Region boundary data:
==============================

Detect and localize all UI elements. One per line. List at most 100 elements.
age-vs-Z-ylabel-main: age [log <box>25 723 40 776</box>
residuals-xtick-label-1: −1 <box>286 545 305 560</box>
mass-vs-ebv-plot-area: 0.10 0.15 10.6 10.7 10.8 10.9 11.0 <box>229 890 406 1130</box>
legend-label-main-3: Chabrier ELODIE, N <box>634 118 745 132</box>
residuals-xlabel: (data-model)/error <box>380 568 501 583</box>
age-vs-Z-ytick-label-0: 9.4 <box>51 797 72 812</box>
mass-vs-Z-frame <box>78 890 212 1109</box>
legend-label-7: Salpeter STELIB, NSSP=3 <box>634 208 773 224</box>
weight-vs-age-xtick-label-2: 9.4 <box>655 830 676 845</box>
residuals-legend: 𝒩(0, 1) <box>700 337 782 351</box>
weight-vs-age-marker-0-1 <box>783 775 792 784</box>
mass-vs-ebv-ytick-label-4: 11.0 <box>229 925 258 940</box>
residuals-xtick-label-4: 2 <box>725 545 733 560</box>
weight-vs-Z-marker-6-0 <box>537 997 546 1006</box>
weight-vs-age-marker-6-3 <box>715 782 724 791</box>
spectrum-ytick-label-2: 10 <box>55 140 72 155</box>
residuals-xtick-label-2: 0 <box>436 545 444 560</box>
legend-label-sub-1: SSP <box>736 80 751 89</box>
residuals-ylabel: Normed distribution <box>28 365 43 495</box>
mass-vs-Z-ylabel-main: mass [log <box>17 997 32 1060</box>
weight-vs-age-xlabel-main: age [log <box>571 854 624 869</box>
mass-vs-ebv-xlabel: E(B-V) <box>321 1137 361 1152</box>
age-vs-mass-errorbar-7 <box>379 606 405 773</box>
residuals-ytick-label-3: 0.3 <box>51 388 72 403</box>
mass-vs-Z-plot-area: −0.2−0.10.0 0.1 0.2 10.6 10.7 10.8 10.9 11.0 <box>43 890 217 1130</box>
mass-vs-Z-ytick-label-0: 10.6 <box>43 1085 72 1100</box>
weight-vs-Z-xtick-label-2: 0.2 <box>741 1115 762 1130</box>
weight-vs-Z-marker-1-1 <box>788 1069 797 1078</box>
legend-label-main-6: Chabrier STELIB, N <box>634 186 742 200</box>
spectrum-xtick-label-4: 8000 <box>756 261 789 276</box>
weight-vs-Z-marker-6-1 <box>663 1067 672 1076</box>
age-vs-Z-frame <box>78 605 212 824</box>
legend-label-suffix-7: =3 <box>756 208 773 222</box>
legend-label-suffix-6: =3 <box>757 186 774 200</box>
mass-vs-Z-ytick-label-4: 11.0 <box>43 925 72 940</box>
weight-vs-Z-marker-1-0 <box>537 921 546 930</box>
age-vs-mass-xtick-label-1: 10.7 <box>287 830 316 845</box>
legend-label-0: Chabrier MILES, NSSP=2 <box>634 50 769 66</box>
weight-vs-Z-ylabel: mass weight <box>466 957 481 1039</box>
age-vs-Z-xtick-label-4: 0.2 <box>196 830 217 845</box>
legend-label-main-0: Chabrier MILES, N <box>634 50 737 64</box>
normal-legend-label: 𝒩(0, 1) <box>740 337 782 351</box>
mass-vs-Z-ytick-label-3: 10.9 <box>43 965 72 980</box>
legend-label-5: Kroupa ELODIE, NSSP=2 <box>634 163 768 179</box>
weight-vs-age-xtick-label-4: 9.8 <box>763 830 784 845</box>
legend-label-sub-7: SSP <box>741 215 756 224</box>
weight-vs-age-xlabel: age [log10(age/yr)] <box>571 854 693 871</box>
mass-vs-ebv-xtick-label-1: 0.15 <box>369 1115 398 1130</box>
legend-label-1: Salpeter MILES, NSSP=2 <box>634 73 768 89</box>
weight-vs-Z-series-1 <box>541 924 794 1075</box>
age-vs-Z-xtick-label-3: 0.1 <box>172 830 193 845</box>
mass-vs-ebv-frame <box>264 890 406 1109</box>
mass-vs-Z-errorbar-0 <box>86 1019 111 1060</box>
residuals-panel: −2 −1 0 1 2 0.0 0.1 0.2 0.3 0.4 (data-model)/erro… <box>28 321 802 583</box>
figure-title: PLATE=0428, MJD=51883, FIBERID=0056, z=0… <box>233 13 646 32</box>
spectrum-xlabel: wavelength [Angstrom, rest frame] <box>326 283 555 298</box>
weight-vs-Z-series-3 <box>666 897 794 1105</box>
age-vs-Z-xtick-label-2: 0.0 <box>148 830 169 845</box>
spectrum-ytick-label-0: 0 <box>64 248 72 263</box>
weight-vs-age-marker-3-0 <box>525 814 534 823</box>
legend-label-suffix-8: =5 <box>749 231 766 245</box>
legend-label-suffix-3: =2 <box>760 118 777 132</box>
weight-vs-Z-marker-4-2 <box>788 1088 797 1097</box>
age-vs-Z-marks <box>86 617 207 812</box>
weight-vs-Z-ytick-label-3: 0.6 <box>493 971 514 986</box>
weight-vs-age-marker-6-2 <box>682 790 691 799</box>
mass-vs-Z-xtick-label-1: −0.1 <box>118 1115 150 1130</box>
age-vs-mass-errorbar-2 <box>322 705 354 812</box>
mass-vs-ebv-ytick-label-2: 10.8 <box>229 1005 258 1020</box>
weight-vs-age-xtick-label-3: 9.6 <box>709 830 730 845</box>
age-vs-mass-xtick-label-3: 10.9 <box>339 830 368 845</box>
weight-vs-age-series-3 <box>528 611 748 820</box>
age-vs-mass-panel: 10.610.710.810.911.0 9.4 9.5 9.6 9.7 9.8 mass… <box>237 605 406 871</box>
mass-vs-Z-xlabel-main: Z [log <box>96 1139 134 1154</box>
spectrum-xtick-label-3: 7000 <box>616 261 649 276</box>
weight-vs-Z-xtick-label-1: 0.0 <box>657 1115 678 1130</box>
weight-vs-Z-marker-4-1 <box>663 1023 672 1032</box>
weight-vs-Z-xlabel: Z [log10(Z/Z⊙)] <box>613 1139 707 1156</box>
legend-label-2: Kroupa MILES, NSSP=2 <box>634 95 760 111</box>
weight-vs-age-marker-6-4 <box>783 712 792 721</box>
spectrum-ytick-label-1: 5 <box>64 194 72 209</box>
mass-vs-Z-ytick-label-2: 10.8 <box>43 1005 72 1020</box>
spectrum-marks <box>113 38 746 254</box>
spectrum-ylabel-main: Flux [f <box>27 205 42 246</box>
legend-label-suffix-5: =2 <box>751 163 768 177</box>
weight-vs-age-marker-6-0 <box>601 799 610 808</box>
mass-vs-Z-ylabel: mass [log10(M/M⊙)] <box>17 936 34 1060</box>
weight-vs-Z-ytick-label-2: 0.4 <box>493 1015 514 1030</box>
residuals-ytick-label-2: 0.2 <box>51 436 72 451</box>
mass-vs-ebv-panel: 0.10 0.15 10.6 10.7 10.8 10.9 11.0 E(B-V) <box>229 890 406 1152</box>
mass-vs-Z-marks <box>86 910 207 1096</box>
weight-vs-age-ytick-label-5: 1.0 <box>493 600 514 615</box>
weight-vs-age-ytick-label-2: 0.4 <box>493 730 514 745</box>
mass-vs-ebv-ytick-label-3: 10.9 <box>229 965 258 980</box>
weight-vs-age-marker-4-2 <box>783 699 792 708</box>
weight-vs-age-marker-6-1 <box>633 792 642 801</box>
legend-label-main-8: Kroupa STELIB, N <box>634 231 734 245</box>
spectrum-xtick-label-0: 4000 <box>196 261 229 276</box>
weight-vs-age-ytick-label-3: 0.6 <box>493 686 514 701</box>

==============================

OBJECTIVE: Starting at the first line of the records and ending with the line that contains "legend-label-7: Salpeter STELIB, NSSP=3", copy every line unchanged, including both of those lines.

REPLY:
Detect and localize all UI elements. One per line. List at most 100 elements.
age-vs-Z-ylabel-main: age [log <box>25 723 40 776</box>
residuals-xtick-label-1: −1 <box>286 545 305 560</box>
mass-vs-ebv-plot-area: 0.10 0.15 10.6 10.7 10.8 10.9 11.0 <box>229 890 406 1130</box>
legend-label-main-3: Chabrier ELODIE, N <box>634 118 745 132</box>
residuals-xlabel: (data-model)/error <box>380 568 501 583</box>
age-vs-Z-ytick-label-0: 9.4 <box>51 797 72 812</box>
mass-vs-Z-frame <box>78 890 212 1109</box>
legend-label-7: Salpeter STELIB, NSSP=3 <box>634 208 773 224</box>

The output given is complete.